Data shown start

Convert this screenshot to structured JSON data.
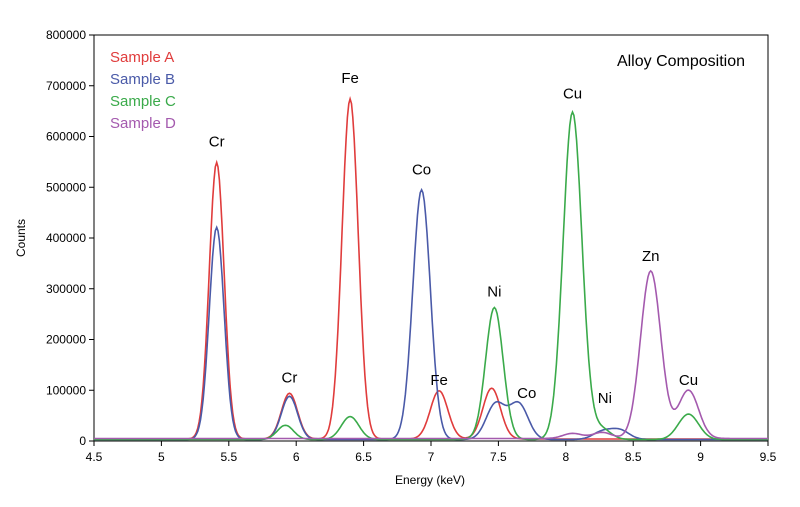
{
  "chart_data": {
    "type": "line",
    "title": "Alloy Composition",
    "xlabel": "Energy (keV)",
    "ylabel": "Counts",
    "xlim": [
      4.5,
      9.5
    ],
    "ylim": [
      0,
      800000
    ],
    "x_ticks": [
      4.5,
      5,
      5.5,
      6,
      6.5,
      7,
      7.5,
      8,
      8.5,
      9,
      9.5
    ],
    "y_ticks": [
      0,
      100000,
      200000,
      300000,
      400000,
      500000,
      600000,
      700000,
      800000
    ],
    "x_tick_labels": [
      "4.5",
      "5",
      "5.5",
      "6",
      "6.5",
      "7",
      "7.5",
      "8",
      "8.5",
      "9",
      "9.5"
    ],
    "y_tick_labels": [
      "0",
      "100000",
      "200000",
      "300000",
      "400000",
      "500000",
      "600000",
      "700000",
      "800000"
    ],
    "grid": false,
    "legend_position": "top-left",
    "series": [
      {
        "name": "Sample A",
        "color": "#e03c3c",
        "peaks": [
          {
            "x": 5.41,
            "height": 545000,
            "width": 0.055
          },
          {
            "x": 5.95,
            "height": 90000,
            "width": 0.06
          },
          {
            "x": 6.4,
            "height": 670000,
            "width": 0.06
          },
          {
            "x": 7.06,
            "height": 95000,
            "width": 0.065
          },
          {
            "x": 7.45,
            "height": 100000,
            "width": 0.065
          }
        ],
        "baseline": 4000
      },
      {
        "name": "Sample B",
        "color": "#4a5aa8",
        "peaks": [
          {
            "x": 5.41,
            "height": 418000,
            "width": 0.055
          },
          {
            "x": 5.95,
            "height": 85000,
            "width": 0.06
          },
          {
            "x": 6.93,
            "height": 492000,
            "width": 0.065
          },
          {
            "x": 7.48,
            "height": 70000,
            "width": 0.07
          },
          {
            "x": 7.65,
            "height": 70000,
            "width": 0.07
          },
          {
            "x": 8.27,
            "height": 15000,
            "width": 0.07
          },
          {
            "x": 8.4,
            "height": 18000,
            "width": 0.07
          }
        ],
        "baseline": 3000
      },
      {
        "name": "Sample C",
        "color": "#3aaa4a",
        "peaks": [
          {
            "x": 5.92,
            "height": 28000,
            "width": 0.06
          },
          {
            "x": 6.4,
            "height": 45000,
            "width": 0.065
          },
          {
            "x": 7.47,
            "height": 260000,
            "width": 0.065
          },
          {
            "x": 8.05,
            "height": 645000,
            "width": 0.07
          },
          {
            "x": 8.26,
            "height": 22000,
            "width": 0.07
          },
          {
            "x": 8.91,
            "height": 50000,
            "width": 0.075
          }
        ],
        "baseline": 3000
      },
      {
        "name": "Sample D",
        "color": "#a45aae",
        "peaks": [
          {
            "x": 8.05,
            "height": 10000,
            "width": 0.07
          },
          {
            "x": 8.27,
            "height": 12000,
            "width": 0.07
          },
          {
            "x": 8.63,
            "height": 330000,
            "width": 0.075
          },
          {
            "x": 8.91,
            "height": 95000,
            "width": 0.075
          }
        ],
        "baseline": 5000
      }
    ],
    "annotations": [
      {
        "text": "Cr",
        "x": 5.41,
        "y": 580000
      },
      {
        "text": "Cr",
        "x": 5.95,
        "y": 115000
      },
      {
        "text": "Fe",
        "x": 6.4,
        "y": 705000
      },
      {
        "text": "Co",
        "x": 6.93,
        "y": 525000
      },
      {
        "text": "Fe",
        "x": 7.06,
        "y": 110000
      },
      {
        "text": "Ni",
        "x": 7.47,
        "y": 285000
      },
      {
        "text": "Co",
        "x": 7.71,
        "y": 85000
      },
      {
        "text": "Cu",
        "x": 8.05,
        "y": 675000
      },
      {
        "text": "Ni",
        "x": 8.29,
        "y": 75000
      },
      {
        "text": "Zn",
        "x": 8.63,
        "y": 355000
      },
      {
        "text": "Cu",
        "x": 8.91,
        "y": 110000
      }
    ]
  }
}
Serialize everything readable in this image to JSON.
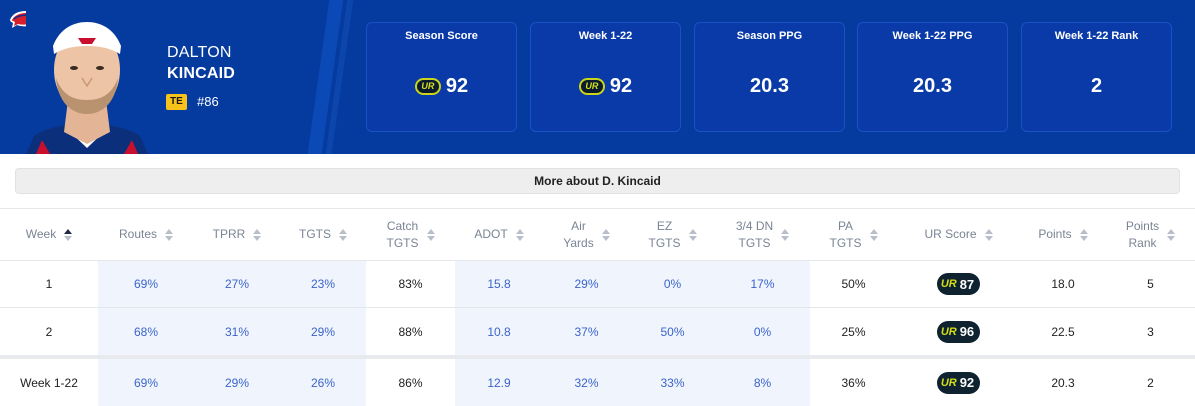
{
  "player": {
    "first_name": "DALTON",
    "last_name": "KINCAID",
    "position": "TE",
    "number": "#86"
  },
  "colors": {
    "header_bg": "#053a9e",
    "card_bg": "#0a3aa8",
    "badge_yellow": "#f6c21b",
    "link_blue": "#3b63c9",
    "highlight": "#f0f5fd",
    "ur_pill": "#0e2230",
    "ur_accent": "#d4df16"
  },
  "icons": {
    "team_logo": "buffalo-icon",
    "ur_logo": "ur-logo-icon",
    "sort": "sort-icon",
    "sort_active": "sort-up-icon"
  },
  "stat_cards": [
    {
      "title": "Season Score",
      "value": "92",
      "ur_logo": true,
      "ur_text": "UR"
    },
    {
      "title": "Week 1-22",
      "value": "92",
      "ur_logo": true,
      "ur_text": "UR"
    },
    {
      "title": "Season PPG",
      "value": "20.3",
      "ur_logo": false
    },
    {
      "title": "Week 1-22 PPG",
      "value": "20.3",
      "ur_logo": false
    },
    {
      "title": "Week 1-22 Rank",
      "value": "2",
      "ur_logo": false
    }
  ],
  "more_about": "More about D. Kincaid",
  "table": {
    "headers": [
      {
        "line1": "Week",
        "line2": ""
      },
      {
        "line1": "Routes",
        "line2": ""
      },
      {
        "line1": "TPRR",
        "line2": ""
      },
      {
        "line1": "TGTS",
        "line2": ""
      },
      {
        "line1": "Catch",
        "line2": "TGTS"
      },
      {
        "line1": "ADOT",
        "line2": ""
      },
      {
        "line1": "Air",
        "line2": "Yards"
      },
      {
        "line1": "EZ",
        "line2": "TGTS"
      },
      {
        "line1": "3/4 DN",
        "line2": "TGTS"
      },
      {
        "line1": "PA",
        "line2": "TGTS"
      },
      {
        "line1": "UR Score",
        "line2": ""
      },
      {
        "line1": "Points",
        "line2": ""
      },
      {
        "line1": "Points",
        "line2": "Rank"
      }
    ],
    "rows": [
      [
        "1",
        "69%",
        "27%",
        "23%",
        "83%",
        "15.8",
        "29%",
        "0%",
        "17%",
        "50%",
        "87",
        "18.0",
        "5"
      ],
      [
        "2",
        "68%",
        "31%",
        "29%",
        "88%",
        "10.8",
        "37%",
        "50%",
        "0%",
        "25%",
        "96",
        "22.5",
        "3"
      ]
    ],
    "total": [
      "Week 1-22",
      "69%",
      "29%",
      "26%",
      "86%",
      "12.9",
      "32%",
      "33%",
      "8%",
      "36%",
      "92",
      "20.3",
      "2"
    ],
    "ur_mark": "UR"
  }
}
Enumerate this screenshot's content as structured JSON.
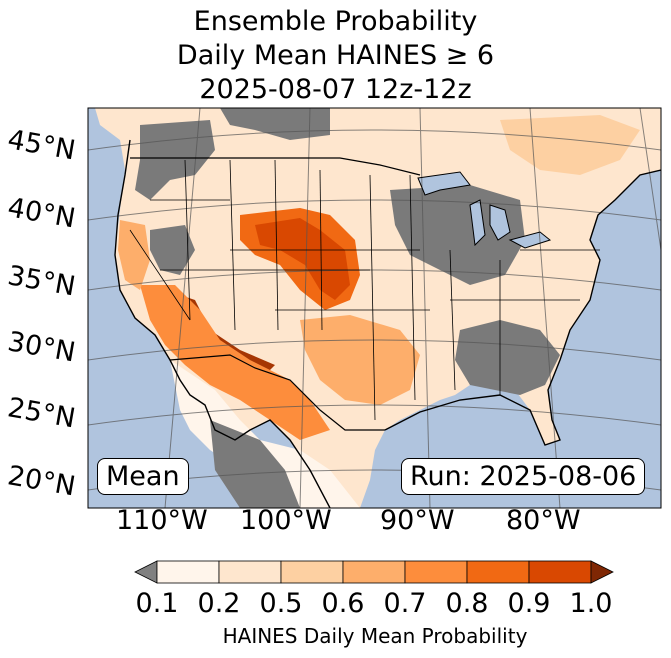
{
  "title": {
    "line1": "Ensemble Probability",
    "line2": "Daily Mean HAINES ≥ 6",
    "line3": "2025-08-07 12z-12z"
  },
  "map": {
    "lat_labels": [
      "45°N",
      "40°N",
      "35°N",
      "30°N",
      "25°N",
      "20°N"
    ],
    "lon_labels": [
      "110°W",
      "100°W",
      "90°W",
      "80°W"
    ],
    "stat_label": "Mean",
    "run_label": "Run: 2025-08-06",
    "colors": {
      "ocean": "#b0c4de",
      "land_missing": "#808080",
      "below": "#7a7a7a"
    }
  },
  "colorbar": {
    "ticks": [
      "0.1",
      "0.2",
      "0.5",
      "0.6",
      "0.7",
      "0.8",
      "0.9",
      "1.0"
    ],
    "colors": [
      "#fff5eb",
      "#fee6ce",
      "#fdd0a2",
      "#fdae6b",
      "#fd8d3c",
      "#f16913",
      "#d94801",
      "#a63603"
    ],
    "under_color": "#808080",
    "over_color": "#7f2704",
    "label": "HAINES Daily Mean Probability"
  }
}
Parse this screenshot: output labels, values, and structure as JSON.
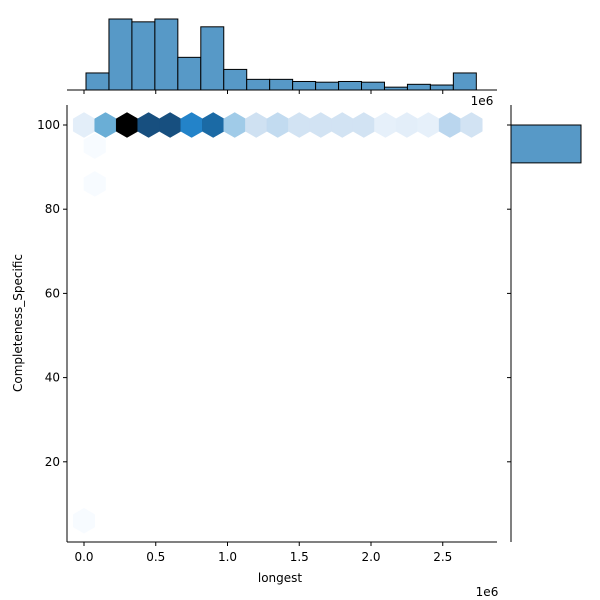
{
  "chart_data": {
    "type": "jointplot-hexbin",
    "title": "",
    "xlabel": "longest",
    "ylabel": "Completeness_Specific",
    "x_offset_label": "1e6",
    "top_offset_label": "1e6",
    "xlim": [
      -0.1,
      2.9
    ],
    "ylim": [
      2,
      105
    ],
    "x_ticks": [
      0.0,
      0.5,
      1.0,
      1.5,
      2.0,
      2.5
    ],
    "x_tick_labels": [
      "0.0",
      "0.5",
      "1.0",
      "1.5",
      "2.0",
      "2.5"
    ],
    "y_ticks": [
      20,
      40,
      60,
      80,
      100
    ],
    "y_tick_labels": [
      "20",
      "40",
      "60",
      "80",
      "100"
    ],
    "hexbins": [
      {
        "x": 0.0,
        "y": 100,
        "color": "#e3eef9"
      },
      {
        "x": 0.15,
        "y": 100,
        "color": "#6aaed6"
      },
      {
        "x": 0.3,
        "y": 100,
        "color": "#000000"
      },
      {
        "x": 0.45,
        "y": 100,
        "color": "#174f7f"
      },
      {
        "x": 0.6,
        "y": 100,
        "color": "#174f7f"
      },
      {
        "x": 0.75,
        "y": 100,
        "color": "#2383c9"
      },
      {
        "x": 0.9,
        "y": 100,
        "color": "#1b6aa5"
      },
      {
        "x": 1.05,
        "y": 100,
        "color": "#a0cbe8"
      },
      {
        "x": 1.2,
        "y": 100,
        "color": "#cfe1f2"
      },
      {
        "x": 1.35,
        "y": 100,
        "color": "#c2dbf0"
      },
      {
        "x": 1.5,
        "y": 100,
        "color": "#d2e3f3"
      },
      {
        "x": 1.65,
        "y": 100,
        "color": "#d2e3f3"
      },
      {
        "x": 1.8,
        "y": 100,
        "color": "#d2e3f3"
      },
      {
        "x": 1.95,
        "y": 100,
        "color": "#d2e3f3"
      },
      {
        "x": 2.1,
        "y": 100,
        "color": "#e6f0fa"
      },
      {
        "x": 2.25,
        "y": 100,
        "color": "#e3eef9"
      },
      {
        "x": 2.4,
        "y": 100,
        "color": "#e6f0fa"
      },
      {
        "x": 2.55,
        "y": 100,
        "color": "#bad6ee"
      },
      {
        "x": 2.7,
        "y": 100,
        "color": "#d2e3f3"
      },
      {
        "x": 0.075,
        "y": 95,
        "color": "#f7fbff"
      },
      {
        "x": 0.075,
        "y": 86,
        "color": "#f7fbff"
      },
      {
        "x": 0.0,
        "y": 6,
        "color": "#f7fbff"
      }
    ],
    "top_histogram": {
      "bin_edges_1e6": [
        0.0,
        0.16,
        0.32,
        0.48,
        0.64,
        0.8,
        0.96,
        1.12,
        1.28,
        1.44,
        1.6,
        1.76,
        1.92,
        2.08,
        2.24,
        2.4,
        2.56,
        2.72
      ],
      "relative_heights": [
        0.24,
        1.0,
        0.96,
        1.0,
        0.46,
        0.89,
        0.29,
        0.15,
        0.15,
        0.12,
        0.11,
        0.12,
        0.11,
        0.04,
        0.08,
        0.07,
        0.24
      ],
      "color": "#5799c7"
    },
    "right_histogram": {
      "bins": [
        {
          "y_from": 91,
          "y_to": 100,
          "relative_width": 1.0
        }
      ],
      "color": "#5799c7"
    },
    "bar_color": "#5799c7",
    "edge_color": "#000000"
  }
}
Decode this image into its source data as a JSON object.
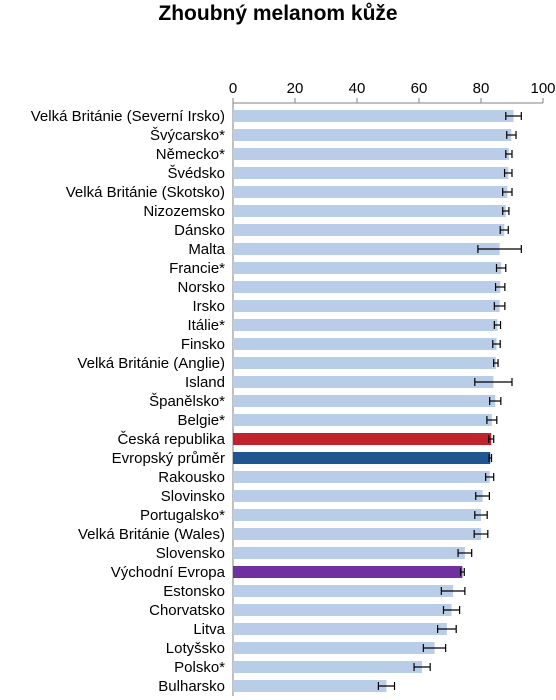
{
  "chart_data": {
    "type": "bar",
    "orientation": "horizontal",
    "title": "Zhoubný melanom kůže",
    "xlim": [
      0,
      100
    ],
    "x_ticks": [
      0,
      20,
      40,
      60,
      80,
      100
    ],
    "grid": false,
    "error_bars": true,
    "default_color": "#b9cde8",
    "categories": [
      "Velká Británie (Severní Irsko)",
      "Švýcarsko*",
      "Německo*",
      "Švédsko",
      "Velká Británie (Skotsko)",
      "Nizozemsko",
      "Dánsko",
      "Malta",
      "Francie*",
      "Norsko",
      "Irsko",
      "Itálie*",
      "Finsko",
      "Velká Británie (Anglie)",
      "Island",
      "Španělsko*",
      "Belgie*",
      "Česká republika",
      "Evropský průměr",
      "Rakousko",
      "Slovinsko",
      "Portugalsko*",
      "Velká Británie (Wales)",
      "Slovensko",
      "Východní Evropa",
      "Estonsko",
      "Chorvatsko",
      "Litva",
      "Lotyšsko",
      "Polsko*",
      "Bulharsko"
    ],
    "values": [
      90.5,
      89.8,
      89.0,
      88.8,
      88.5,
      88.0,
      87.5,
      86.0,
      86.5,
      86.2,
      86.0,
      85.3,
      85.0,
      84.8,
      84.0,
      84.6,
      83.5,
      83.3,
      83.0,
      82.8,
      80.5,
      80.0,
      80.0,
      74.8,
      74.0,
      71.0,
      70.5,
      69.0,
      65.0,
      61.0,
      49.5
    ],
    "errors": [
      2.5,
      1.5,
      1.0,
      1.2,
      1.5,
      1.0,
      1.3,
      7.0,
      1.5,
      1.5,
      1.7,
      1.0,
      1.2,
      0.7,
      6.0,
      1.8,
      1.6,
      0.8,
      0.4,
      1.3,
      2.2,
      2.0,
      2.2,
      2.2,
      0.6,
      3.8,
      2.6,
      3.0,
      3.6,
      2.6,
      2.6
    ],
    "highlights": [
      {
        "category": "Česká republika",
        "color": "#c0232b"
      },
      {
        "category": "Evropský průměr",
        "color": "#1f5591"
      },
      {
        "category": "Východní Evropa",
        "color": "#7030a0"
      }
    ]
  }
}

Data shown end

What needs to be done: Copy, from the material above, each line in which the string "Mean" occurs.

Answer for this exercise:
    "line2": "Daily Mean HAINES ≥ 6",
    "stat_label": "Mean",
    "label": "HAINES Daily Mean Probability"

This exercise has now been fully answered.